Ya. Es mucho mas barato y practico pero hay q cojerle el tranquillo a la temperatura o su punto después cada uno a su manera, pero no discoto lo de rebajarlo igual no le iba bien. (Quizás prueve q también trasmlte algo mal el calor q recuerde. Y pruevo en otro aparato inservible para cojer el tacto)

Si prestaba un utensilio profesional... Si fuera barato y para tenerlo parado. Solo me sucedió una vez el caso con un monitor, q después de 1 años casco el controlador LCD.. Así. Q... También se podría aver reparado (pero de aquille no solía buscar piezas por china y España es para esperar de brazos cruzados) además remplazarlo por uno led q consume la mitad y con hdmi. Reciclar lo que merezca la pena el resto al contenedor de reciclado

Un saludo


----------



## Daniel.more (Jun 2, 2016)

════

* Enunciado 1: Devuelve como lista JSON de cadenas, una por línea y omitiendo las líneas en blanco, todas las filas de más abajo desde la que contiene "y-tick-label: 0 xyxy=(427,452,434,467)" hasta la que contiene "terminal-icon xyxy=(30,226,50,246)", ambas incluidas.
El fragmento y las filas no guardan ninguna relación entre sí.

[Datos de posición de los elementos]
════

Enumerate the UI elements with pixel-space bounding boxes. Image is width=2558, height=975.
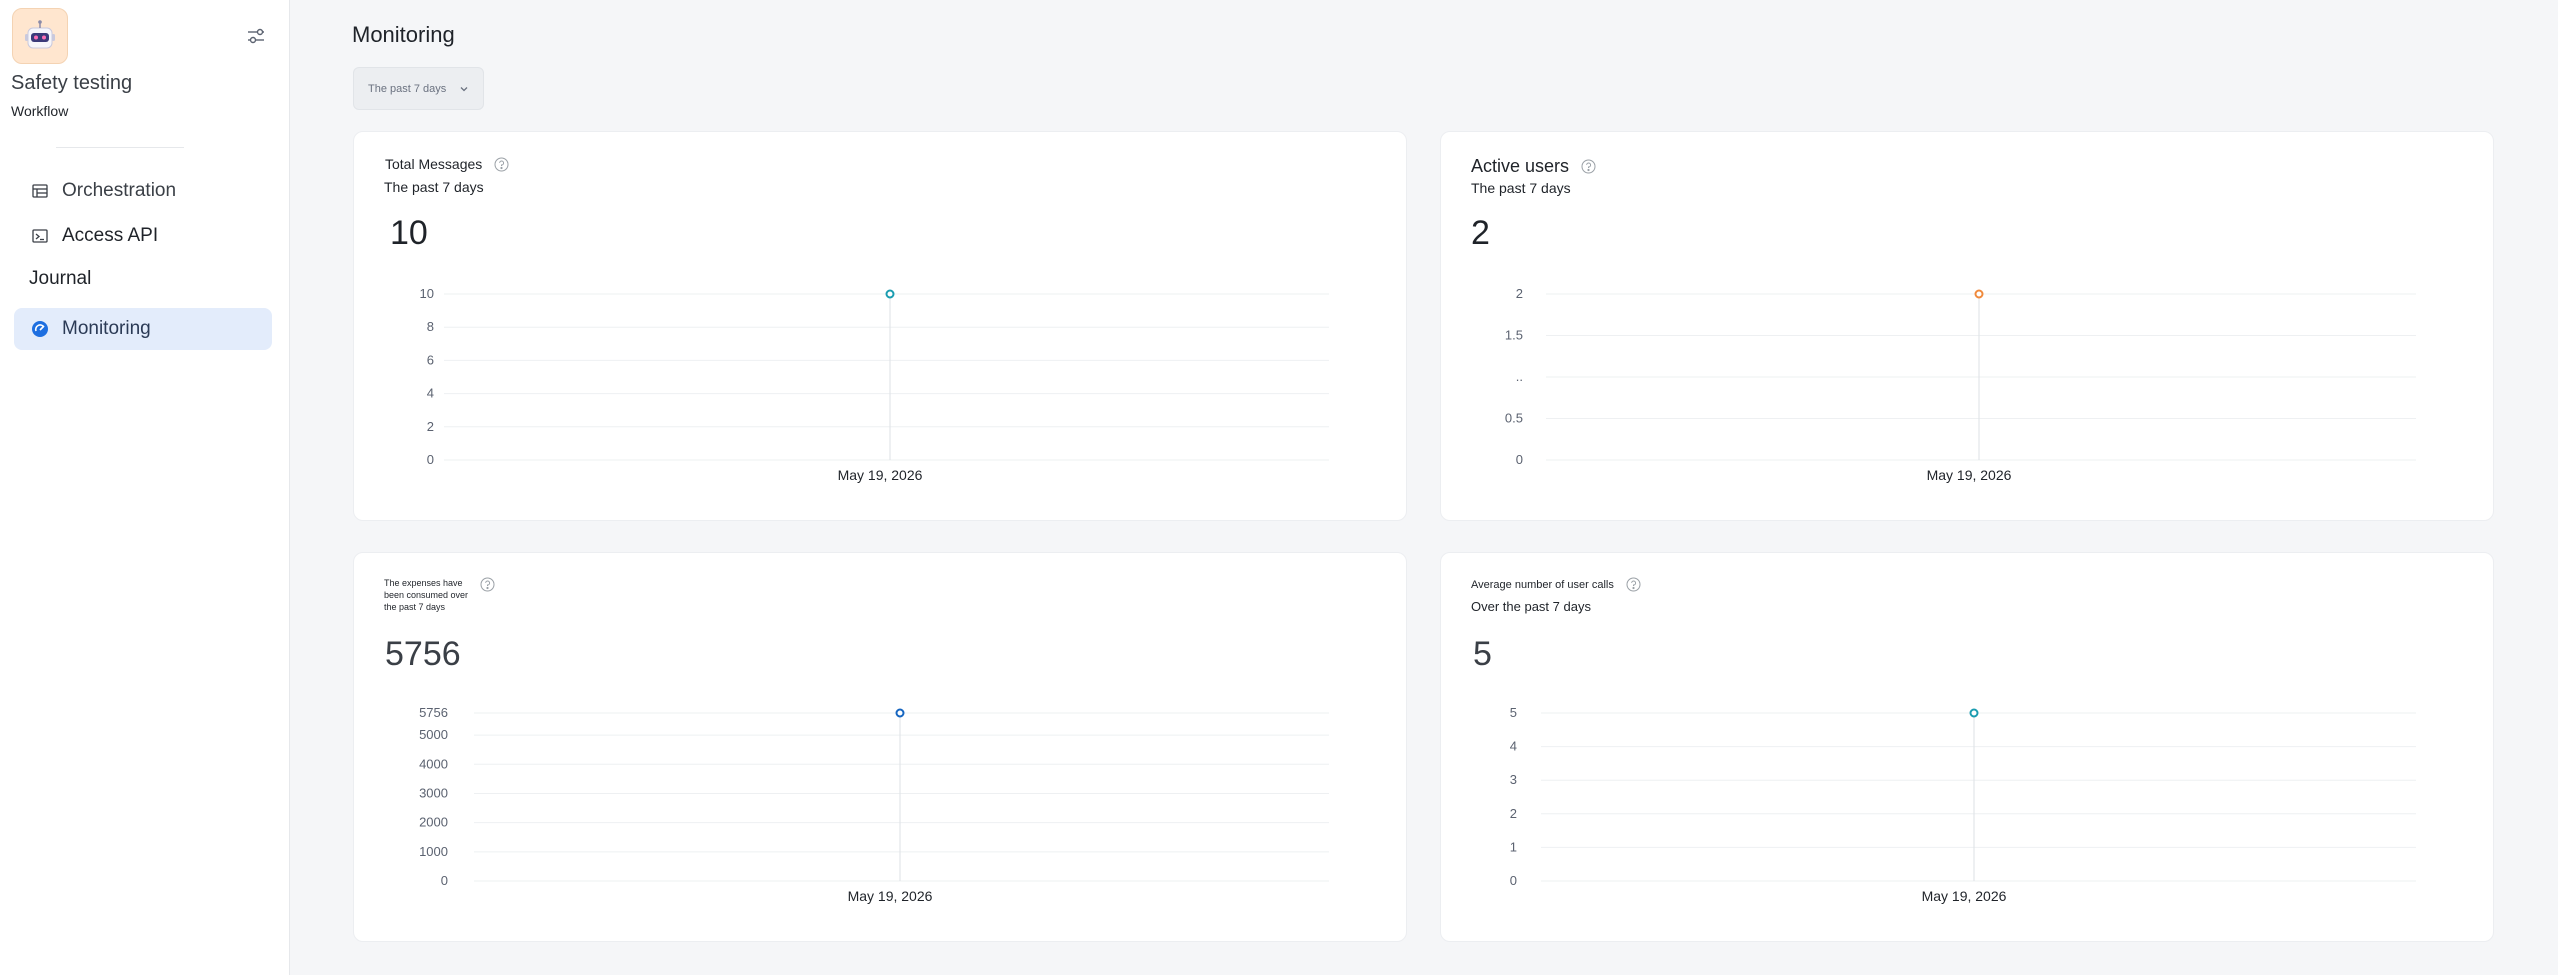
y-tick-label: 0 xyxy=(427,452,434,467)
total-messages-chart: 0 2 4 6 8 10 May 19, 2026 xyxy=(420,286,1329,483)
y-tick-label: 1 xyxy=(1510,839,1517,854)
date-range-value: The past 7 days xyxy=(368,82,447,95)
chevron-down-icon xyxy=(458,83,470,95)
sidebar: Safety testing Workflow Orchestration Ac… xyxy=(0,0,290,975)
terminal-icon xyxy=(30,226,50,246)
sidebar-item-access-api[interactable]: Access API xyxy=(14,215,272,257)
app-root: Safety testing Workflow Orchestration Ac… xyxy=(0,0,2558,975)
sidebar-divider xyxy=(56,147,184,148)
y-tick-label: 4000 xyxy=(419,756,448,771)
expenses-chart: 0 1000 2000 3000 4000 5000 5756 May 19, 2026 xyxy=(419,705,1329,904)
y-tick-label: 5 xyxy=(1510,705,1517,720)
app-name: Safety testing xyxy=(11,72,133,94)
active-users-card: Active users The past 7 days 2 0 0.5.. 1.5… xyxy=(1440,131,2494,521)
y-tick-label: 2 xyxy=(1510,806,1517,821)
data-point[interactable] xyxy=(895,708,905,718)
page-title: Monitoring xyxy=(352,22,455,47)
sidebar-item-label: Orchestration xyxy=(62,180,177,201)
y-tick-label: 0 xyxy=(1516,452,1523,467)
robot-icon xyxy=(12,8,68,64)
sidebar-item-monitoring[interactable]: Monitoring xyxy=(14,308,272,350)
y-tick-label: 2 xyxy=(427,419,434,434)
y-tick-label: 8 xyxy=(427,319,434,334)
y-tick-label: 3000 xyxy=(419,785,448,800)
data-point[interactable] xyxy=(1969,708,1979,718)
expenses-card: The expenses have been consumed over the… xyxy=(353,552,1407,942)
y-tick-label: 0.5 xyxy=(1505,411,1523,426)
date-range-select[interactable]: The past 7 days xyxy=(353,67,484,110)
sliders-icon[interactable] xyxy=(242,22,270,50)
y-tick-label: 1.5 xyxy=(1505,328,1523,343)
y-tick-label: .. xyxy=(1516,369,1523,384)
y-tick-label: 4 xyxy=(427,386,434,401)
x-tick-label: May 19, 2026 xyxy=(1922,888,2007,904)
y-tick-label: 0 xyxy=(1510,873,1517,888)
y-tick-label: 5756 xyxy=(419,705,448,720)
y-tick-label: 6 xyxy=(427,352,434,367)
avg-user-calls-card: Average number of user calls Over the pa… xyxy=(1440,552,2494,942)
x-tick-label: May 19, 2026 xyxy=(848,888,933,904)
orchestration-icon xyxy=(30,181,50,201)
y-tick-label: 1000 xyxy=(419,844,448,859)
avg-user-calls-chart: 0 1 2 3 4 5 May 19, 2026 xyxy=(1510,705,2416,904)
sidebar-item-journal[interactable]: Journal xyxy=(29,268,91,290)
y-tick-label: 3 xyxy=(1510,772,1517,787)
y-tick-label: 10 xyxy=(420,286,434,301)
monitoring-icon xyxy=(30,319,50,339)
y-tick-label: 0 xyxy=(441,873,448,888)
y-tick-label: 2 xyxy=(1516,286,1523,301)
data-point[interactable] xyxy=(885,289,895,299)
y-tick-label: 4 xyxy=(1510,739,1517,754)
total-messages-card: Total Messages The past 7 days 10 024681… xyxy=(353,131,1407,521)
sidebar-item-label: Monitoring xyxy=(62,318,151,339)
x-tick-label: May 19, 2026 xyxy=(838,467,923,483)
y-tick-label: 2000 xyxy=(419,815,448,830)
app-type: Workflow xyxy=(11,103,69,119)
x-tick-label: May 19, 2026 xyxy=(1927,467,2012,483)
sidebar-item-label: Access API xyxy=(62,225,159,246)
active-users-chart: 0 0.5.. 1.5 2 May 19, 2026 xyxy=(1505,286,2416,483)
data-point[interactable] xyxy=(1974,289,1984,299)
y-tick-label: 5000 xyxy=(419,727,448,742)
sidebar-item-orchestration[interactable]: Orchestration xyxy=(14,170,272,212)
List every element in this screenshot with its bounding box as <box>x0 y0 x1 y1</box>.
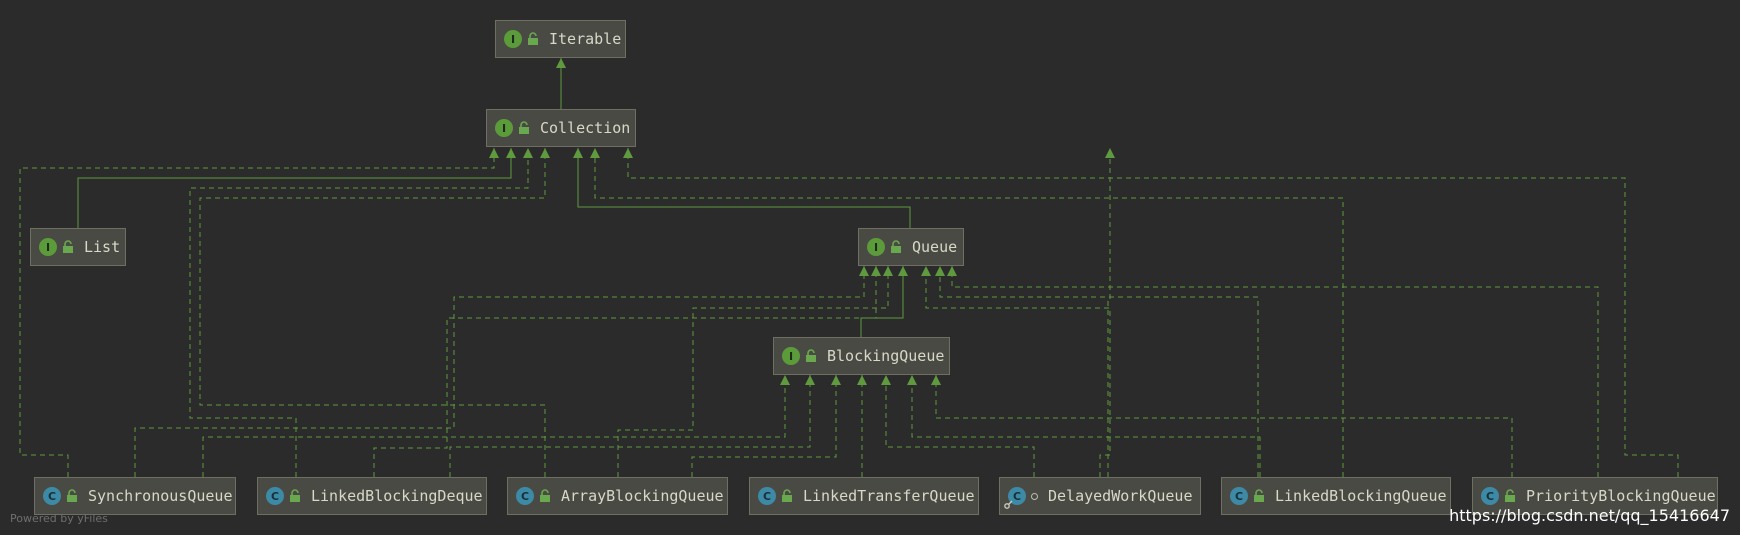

════

* Enunciado 2: Según el fragmento, ¿qué pieza del monitor se estropeó al cabo de un año?

* Respuesta 1:
[
  "y-tick-label: 0 xyxy=(427,452,434,467)",
  "total-messages-chart: 0 2 4 6 8 10 May 19, 2026 xyxy=(420,286,1329,483)",
  "y-tick-label: 1 xyxy=(1510,839,1517,854)",
  "date-range-value: The past 7 days xyxy=(368,82,447,95)",
  "chevron-down-icon xyxy=(458,83,470,95)",
  "sidebar: Safety testing Workflow Orchestration Ac… xyxy=(0,0,290,975)",
  "terminal-icon xyxy=(30,226,50,246)"
]

* Respuesta 2: El controlador LCD.